Skip all pictures, then print the remaining material exactly.
##########
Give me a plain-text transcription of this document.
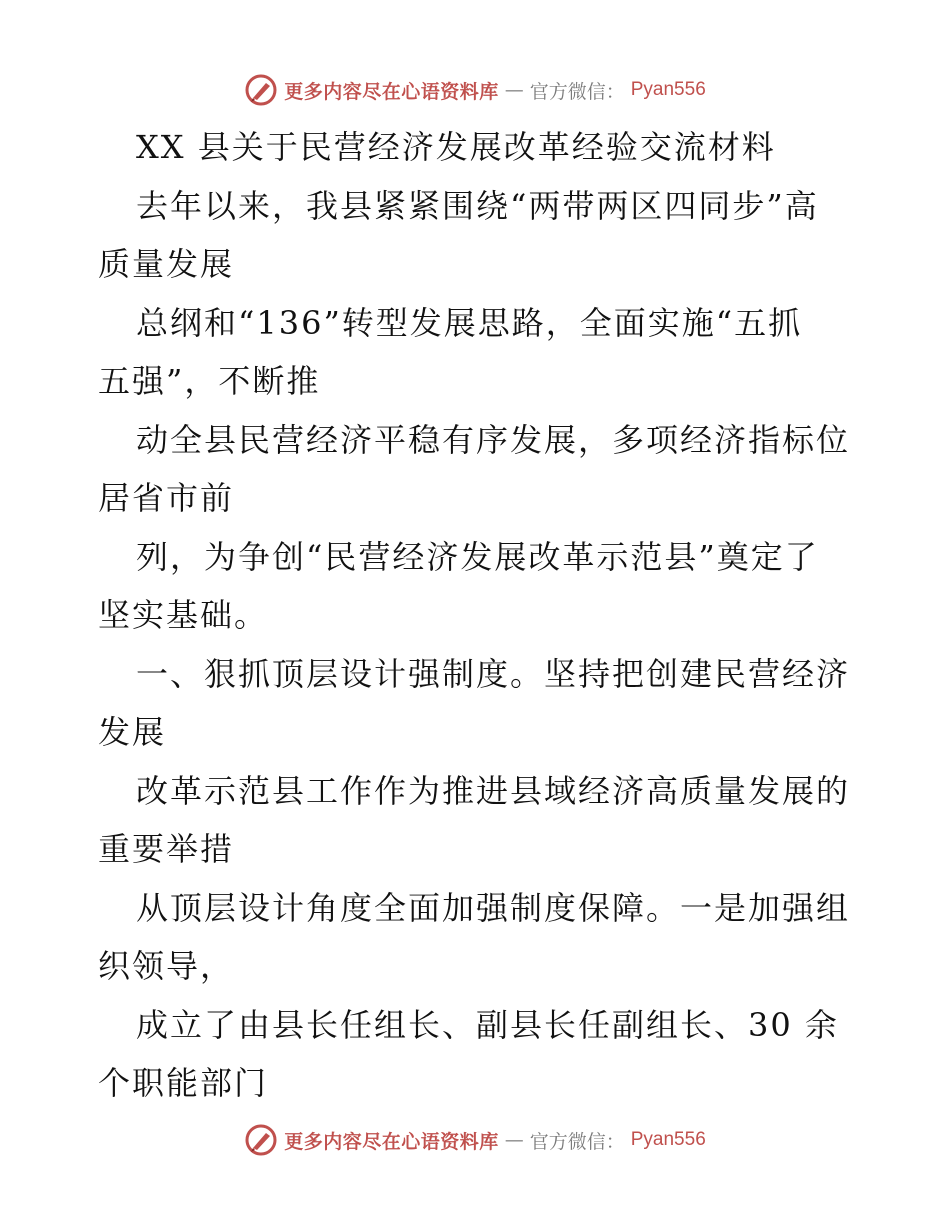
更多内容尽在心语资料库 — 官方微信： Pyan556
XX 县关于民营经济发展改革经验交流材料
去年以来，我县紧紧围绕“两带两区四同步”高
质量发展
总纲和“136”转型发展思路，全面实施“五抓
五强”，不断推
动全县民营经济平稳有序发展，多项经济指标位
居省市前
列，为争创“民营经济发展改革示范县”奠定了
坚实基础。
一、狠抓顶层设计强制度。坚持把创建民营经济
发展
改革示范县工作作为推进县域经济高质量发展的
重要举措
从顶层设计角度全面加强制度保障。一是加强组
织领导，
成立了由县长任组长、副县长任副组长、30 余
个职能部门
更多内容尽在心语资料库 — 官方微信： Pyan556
##########
#### REPLY:
Give me a plain-text transcription of this document.
更多内容尽在心语资料库 — 官方微信： Pyan556
XX 县关于民营经济发展改革经验交流材料
去年以来，我县紧紧围绕“两带两区四同步”高
质量发展
总纲和“136”转型发展思路，全面实施“五抓
五强”，不断推
动全县民营经济平稳有序发展，多项经济指标位
居省市前
列，为争创“民营经济发展改革示范县”奠定了
坚实基础。
一、狠抓顶层设计强制度。坚持把创建民营经济
发展
改革示范县工作作为推进县域经济高质量发展的
重要举措
从顶层设计角度全面加强制度保障。一是加强组
织领导，
成立了由县长任组长、副县长任副组长、30 余
个职能部门
更多内容尽在心语资料库 — 官方微信： Pyan556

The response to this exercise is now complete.